(Extracted records)
++++++++++
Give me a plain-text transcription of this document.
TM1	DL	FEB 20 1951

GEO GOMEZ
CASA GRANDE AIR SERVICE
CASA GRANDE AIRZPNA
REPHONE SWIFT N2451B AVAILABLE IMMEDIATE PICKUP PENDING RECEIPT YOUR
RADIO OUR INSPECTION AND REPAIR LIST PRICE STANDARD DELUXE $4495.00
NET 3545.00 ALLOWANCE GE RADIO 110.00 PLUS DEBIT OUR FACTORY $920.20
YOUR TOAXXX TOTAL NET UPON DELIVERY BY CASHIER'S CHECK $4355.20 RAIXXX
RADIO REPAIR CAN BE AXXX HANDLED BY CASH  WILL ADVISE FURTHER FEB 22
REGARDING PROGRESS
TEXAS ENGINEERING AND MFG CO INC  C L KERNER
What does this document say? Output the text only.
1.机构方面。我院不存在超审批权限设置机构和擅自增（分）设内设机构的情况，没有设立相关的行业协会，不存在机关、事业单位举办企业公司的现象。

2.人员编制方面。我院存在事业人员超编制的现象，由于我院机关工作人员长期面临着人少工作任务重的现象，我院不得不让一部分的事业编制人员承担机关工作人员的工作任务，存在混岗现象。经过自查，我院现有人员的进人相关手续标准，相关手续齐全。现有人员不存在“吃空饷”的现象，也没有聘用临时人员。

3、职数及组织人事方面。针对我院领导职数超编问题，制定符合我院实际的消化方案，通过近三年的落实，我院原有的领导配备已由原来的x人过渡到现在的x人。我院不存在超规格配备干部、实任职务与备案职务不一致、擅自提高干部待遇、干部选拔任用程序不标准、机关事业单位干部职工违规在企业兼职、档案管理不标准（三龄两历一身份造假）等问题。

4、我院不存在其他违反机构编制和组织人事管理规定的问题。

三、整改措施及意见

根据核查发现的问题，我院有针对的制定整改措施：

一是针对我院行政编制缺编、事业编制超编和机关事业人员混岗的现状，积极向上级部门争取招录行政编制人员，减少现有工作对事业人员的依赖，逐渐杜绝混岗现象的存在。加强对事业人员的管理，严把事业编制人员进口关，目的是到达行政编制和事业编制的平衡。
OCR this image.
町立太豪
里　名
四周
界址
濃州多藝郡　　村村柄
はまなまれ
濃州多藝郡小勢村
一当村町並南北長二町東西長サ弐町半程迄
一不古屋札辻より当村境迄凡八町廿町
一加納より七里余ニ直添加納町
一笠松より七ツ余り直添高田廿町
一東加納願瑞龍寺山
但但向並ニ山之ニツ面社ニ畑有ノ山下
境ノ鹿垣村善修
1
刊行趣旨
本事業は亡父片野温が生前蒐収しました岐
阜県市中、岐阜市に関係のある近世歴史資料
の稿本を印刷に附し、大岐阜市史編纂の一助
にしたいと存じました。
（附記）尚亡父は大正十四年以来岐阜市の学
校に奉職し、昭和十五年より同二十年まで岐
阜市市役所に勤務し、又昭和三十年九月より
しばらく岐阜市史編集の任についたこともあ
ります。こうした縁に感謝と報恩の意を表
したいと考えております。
++++++++++
The whole listing above needs to be written out again exactly.

**Result of this exercise**
Give me a plain-text transcription of this document.
TM1	DL	FEB 20 1951

GEO GOMEZ
CASA GRANDE AIR SERVICE
CASA GRANDE AIRZPNA
REPHONE SWIFT N2451B AVAILABLE IMMEDIATE PICKUP PENDING RECEIPT YOUR
RADIO OUR INSPECTION AND REPAIR LIST PRICE STANDARD DELUXE $4495.00
NET 3545.00 ALLOWANCE GE RADIO 110.00 PLUS DEBIT OUR FACTORY $920.20
YOUR TOAXXX TOTAL NET UPON DELIVERY BY CASHIER'S CHECK $4355.20 RAIXXX
RADIO REPAIR CAN BE AXXX HANDLED BY CASH  WILL ADVISE FURTHER FEB 22
REGARDING PROGRESS
TEXAS ENGINEERING AND MFG CO INC  C L KERNER
What does this document say? Output the text only.
1.机构方面。我院不存在超审批权限设置机构和擅自增（分）设内设机构的情况，没有设立相关的行业协会，不存在机关、事业单位举办企业公司的现象。

2.人员编制方面。我院存在事业人员超编制的现象，由于我院机关工作人员长期面临着人少工作任务重的现象，我院不得不让一部分的事业编制人员承担机关工作人员的工作任务，存在混岗现象。经过自查，我院现有人员的进人相关手续标准，相关手续齐全。现有人员不存在“吃空饷”的现象，也没有聘用临时人员。

3、职数及组织人事方面。针对我院领导职数超编问题，制定符合我院实际的消化方案，通过近三年的落实，我院原有的领导配备已由原来的x人过渡到现在的x人。我院不存在超规格配备干部、实任职务与备案职务不一致、擅自提高干部待遇、干部选拔任用程序不标准、机关事业单位干部职工违规在企业兼职、档案管理不标准（三龄两历一身份造假）等问题。

4、我院不存在其他违反机构编制和组织人事管理规定的问题。

三、整改措施及意见

根据核查发现的问题，我院有针对的制定整改措施：

一是针对我院行政编制缺编、事业编制超编和机关事业人员混岗的现状，积极向上级部门争取招录行政编制人员，减少现有工作对事业人员的依赖，逐渐杜绝混岗现象的存在。加强对事业人员的管理，严把事业编制人员进口关，目的是到达行政编制和事业编制的平衡。
OCR this image.
町立太豪
里　名
四周
界址
濃州多藝郡　　村村柄
はまなまれ
濃州多藝郡小勢村
一当村町並南北長二町東西長サ弐町半程迄
一不古屋札辻より当村境迄凡八町廿町
一加納より七里余ニ直添加納町
一笠松より七ツ余り直添高田廿町
一東加納願瑞龍寺山
但但向並ニ山之ニツ面社ニ畑有ノ山下
境ノ鹿垣村善修
1
刊行趣旨
本事業は亡父片野温が生前蒐収しました岐
阜県市中、岐阜市に関係のある近世歴史資料
の稿本を印刷に附し、大岐阜市史編纂の一助
にしたいと存じました。
（附記）尚亡父は大正十四年以来岐阜市の学
校に奉職し、昭和十五年より同二十年まで岐
阜市市役所に勤務し、又昭和三十年九月より
しばらく岐阜市史編集の任についたこともあ
ります。こうした縁に感謝と報恩の意を表
したいと考えております。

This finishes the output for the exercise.